*Objective*. Say how many lines contain the word "Matter". Only the number should be given.

Excerpts from a figure dataset:
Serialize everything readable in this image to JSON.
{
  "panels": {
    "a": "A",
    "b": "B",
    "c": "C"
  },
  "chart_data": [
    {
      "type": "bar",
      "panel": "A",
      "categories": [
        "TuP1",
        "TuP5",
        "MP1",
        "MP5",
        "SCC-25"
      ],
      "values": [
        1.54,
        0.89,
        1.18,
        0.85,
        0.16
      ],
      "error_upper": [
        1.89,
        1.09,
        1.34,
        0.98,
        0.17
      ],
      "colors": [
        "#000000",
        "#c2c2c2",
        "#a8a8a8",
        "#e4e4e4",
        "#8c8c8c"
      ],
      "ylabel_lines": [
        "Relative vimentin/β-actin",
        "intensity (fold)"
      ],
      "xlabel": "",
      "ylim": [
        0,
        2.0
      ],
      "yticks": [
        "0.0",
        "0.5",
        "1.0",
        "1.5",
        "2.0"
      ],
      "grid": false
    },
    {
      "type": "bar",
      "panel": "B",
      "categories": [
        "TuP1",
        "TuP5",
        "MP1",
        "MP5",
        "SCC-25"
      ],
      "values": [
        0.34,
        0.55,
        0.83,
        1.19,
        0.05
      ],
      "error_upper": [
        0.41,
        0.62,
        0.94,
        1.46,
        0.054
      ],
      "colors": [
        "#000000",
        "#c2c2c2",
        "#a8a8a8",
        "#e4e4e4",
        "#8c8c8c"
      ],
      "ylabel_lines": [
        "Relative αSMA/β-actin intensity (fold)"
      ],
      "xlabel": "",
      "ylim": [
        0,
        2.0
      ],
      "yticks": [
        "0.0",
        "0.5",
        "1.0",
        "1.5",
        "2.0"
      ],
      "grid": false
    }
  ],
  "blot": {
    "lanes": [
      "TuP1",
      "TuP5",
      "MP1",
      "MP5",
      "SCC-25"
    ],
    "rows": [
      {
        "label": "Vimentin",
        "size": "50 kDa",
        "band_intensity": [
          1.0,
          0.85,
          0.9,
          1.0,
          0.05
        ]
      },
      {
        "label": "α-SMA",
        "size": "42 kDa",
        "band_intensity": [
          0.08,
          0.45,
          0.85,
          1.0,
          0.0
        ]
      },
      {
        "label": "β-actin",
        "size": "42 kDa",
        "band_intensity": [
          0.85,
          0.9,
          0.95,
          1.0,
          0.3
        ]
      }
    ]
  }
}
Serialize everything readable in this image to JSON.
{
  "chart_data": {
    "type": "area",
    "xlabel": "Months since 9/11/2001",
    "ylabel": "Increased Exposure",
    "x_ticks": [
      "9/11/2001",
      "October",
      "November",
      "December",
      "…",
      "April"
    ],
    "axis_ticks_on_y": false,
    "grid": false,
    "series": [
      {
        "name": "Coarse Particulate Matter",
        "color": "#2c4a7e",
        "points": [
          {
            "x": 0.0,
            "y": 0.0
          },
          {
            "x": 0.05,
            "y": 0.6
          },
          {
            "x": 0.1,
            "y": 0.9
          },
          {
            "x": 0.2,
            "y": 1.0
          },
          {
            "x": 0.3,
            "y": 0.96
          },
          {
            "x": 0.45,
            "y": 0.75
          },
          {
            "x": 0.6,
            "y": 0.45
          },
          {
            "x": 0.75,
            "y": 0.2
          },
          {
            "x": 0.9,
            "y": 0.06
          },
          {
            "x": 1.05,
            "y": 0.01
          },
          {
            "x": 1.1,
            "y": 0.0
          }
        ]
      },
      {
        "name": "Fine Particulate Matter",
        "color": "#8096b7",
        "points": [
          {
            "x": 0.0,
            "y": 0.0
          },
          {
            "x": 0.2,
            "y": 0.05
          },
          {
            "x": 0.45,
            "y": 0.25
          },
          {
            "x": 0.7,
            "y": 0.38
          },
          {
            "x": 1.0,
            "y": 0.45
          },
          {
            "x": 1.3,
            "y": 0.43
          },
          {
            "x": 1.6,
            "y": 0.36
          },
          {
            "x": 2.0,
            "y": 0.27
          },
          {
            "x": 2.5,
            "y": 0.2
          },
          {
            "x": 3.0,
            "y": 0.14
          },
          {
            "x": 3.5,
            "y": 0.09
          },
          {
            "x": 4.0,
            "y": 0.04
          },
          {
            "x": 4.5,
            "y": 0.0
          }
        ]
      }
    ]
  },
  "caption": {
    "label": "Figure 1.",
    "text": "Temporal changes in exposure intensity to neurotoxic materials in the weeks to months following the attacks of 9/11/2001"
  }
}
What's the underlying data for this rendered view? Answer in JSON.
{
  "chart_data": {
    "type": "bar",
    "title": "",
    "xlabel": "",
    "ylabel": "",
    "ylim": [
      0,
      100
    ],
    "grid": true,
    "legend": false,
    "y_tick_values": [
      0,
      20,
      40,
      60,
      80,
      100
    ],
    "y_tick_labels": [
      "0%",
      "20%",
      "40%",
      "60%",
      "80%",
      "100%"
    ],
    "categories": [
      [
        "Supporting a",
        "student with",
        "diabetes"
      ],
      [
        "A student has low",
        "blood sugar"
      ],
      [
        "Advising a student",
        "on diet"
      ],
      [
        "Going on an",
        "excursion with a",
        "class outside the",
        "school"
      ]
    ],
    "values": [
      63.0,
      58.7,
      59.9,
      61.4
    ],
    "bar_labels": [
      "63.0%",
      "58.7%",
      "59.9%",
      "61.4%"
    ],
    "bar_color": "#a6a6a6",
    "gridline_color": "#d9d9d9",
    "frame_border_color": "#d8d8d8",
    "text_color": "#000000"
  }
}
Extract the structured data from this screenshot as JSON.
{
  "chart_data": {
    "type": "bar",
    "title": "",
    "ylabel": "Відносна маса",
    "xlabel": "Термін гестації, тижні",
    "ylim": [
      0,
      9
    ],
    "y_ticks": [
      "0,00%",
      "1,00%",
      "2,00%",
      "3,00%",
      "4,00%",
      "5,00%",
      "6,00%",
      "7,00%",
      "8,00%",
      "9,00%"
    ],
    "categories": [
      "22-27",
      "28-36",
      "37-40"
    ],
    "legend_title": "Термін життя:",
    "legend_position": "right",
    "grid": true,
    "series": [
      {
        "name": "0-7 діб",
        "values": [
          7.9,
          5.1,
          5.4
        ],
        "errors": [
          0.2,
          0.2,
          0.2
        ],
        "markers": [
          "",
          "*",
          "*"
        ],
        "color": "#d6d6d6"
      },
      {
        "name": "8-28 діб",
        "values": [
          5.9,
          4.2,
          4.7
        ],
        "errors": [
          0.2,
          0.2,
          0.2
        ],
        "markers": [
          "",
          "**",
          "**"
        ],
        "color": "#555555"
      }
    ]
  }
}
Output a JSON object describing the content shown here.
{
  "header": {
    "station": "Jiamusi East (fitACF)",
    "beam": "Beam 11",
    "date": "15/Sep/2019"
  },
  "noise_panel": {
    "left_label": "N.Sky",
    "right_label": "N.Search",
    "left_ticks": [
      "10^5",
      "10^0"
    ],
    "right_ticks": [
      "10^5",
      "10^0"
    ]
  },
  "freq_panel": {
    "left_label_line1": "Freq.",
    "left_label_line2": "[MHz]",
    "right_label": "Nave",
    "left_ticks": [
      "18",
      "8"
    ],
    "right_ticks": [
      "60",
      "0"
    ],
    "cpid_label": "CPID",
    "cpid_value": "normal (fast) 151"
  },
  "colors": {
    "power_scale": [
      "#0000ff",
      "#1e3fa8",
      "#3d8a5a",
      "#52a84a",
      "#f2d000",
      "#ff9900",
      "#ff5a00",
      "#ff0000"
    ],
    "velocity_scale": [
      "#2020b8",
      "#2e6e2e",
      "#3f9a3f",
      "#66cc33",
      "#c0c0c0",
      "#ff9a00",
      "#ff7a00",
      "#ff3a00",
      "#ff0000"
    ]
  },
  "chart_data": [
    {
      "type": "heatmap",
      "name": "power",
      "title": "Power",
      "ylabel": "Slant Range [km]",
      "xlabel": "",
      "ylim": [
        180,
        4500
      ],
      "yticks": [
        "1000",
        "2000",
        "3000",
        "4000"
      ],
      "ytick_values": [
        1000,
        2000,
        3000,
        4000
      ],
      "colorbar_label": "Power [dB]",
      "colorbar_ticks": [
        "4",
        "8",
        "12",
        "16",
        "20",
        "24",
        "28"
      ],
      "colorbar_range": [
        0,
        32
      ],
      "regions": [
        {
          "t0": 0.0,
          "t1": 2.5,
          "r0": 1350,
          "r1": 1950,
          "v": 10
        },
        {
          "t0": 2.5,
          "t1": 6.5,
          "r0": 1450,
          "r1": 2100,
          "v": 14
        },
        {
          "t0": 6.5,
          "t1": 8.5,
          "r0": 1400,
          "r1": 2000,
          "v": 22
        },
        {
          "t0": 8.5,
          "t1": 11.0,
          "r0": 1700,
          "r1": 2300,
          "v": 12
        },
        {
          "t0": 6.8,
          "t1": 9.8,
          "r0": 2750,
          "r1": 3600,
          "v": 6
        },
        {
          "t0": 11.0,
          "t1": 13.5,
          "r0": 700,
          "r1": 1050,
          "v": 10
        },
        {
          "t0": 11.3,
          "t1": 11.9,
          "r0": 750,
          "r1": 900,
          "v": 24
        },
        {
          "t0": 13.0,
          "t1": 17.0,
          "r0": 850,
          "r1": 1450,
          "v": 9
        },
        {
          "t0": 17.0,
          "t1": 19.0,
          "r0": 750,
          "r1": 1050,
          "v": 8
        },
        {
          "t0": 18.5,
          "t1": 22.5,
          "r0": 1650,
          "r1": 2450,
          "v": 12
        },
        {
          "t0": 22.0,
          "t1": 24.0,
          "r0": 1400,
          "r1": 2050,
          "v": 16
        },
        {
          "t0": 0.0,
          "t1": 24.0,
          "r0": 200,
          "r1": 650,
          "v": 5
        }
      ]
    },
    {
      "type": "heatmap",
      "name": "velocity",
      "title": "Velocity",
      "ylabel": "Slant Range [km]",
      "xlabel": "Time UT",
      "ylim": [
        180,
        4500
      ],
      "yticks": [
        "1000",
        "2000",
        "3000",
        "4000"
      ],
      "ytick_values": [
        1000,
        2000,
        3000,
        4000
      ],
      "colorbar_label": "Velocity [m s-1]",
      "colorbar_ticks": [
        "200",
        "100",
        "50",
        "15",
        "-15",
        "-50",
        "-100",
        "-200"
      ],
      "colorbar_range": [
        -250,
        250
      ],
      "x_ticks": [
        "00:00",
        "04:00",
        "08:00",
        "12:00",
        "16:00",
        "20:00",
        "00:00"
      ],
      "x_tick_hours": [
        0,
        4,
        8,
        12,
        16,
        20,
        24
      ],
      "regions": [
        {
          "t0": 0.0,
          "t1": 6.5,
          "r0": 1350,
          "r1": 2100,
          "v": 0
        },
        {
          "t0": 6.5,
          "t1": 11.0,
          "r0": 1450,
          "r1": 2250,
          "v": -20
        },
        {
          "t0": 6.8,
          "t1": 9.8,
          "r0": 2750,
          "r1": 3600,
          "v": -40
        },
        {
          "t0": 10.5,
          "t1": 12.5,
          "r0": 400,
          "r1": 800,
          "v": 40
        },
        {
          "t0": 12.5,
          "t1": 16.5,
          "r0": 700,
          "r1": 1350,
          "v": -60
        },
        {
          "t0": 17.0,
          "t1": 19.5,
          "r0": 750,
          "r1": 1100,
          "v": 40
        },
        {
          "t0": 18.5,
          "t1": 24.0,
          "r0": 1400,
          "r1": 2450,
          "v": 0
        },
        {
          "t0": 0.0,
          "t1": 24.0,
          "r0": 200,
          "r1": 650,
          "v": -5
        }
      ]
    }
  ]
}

*Completed task*. 2